WHAT YOU ARE ASKED TO DO: Leave out the pictures and copy each record below exactly.

BEGIN DATASET ENTRIES

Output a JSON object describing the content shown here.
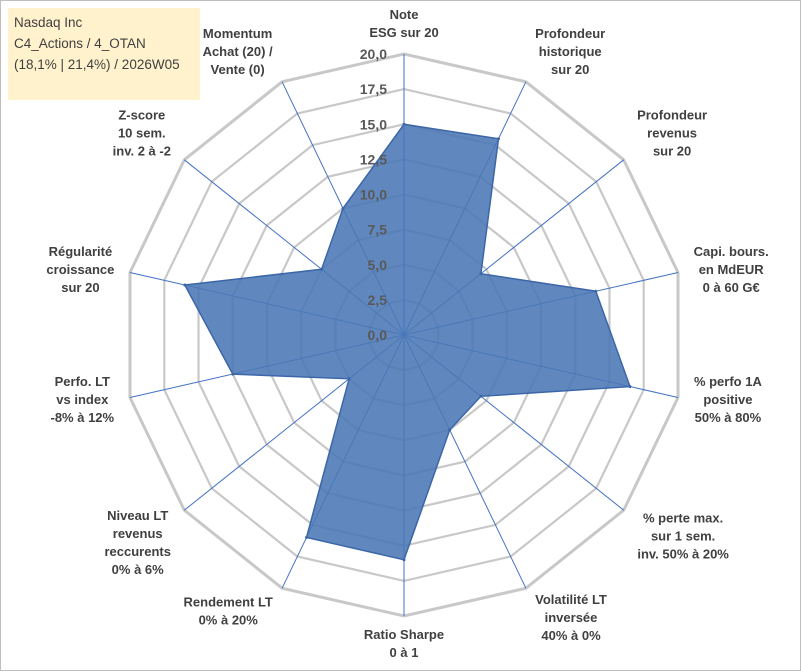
{
  "info_box": {
    "line1": "Nasdaq Inc",
    "line2": "C4_Actions / 4_OTAN",
    "line3": "(18,1% | 21,4%) / 2026W05"
  },
  "colors": {
    "fill": "#4a78b5",
    "stroke": "#3b66a8",
    "grid": "#c8c8c8",
    "spoke": "#4472c4",
    "info_bg": "#fff2cc"
  },
  "chart_data": {
    "type": "radar",
    "rmax": 20,
    "tick_values": [
      0,
      2.5,
      5,
      7.5,
      10,
      12.5,
      15,
      17.5,
      20
    ],
    "tick_labels": [
      "0,0",
      "2,5",
      "5,0",
      "7,5",
      "10,0",
      "12,5",
      "15,0",
      "17,5",
      "20,0"
    ],
    "axes": [
      {
        "label_lines": [
          "Note",
          "ESG sur 20"
        ],
        "value": 15
      },
      {
        "label_lines": [
          "Profondeur",
          "historique",
          "sur 20"
        ],
        "value": 15.5
      },
      {
        "label_lines": [
          "Profondeur",
          "revenus",
          "sur 20"
        ],
        "value": 7
      },
      {
        "label_lines": [
          "Capi. bours.",
          "en MdEUR",
          "0 à 60 G€"
        ],
        "value": 14
      },
      {
        "label_lines": [
          "% perfo 1A",
          "positive",
          "50% à 80%"
        ],
        "value": 16.5
      },
      {
        "label_lines": [
          "% perte max.",
          "sur 1 sem.",
          "inv. 50% à 20%"
        ],
        "value": 7
      },
      {
        "label_lines": [
          "Volatilité LT",
          "inversée",
          "40% à 0%"
        ],
        "value": 7.5
      },
      {
        "label_lines": [
          "Ratio Sharpe",
          "0 à 1"
        ],
        "value": 16
      },
      {
        "label_lines": [
          "Rendement LT",
          "0% à 20%"
        ],
        "value": 16
      },
      {
        "label_lines": [
          "Niveau LT",
          "revenus",
          "reccurents",
          "0% à 6%"
        ],
        "value": 5
      },
      {
        "label_lines": [
          "Perfo. LT",
          "vs index",
          "-8% à 12%"
        ],
        "value": 12.5
      },
      {
        "label_lines": [
          "Régularité",
          "croissance",
          "sur 20"
        ],
        "value": 16
      },
      {
        "label_lines": [
          "Z-score",
          "10 sem.",
          "inv. 2 à -2"
        ],
        "value": 7.5
      },
      {
        "label_lines": [
          "Momentum",
          "Achat (20) /",
          "Vente (0)"
        ],
        "value": 10
      }
    ]
  }
}
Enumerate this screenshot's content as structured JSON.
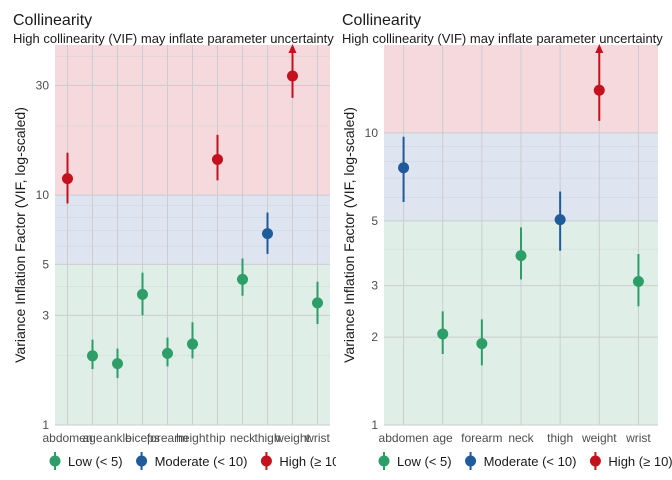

END DATASET ENTRIES

THE RESPONSE:
Output a JSON object describing the content shown here.
{
  "info_box": {
    "line1": "Nasdaq Inc",
    "line2": "C4_Actions / 4_OTAN",
    "line3": "(18,1% | 21,4%) / 2026W05"
  },
  "colors": {
    "fill": "#4a78b5",
    "stroke": "#3b66a8",
    "grid": "#c8c8c8",
    "spoke": "#4472c4",
    "info_bg": "#fff2cc"
  },
  "chart_data": {
    "type": "radar",
    "rmax": 20,
    "tick_values": [
      0,
      2.5,
      5,
      7.5,
      10,
      12.5,
      15,
      17.5,
      20
    ],
    "tick_labels": [
      "0,0",
      "2,5",
      "5,0",
      "7,5",
      "10,0",
      "12,5",
      "15,0",
      "17,5",
      "20,0"
    ],
    "axes": [
      {
        "label_lines": [
          "Note",
          "ESG sur 20"
        ],
        "value": 15
      },
      {
        "label_lines": [
          "Profondeur",
          "historique",
          "sur 20"
        ],
        "value": 15.5
      },
      {
        "label_lines": [
          "Profondeur",
          "revenus",
          "sur 20"
        ],
        "value": 7
      },
      {
        "label_lines": [
          "Capi. bours.",
          "en MdEUR",
          "0 à 60 G€"
        ],
        "value": 14
      },
      {
        "label_lines": [
          "% perfo 1A",
          "positive",
          "50% à 80%"
        ],
        "value": 16.5
      },
      {
        "label_lines": [
          "% perte max.",
          "sur 1 sem.",
          "inv. 50% à 20%"
        ],
        "value": 7
      },
      {
        "label_lines": [
          "Volatilité LT",
          "inversée",
          "40% à 0%"
        ],
        "value": 7.5
      },
      {
        "label_lines": [
          "Ratio Sharpe",
          "0 à 1"
        ],
        "value": 16
      },
      {
        "label_lines": [
          "Rendement LT",
          "0% à 20%"
        ],
        "value": 16
      },
      {
        "label_lines": [
          "Niveau LT",
          "revenus",
          "reccurents",
          "0% à 6%"
        ],
        "value": 5
      },
      {
        "label_lines": [
          "Perfo. LT",
          "vs index",
          "-8% à 12%"
        ],
        "value": 12.5
      },
      {
        "label_lines": [
          "Régularité",
          "croissance",
          "sur 20"
        ],
        "value": 16
      },
      {
        "label_lines": [
          "Z-score",
          "10 sem.",
          "inv. 2 à -2"
        ],
        "value": 7.5
      },
      {
        "label_lines": [
          "Momentum",
          "Achat (20) /",
          "Vente (0)"
        ],
        "value": 10
      }
    ]
  }
}
Enumerate this screenshot's content as structured JSON.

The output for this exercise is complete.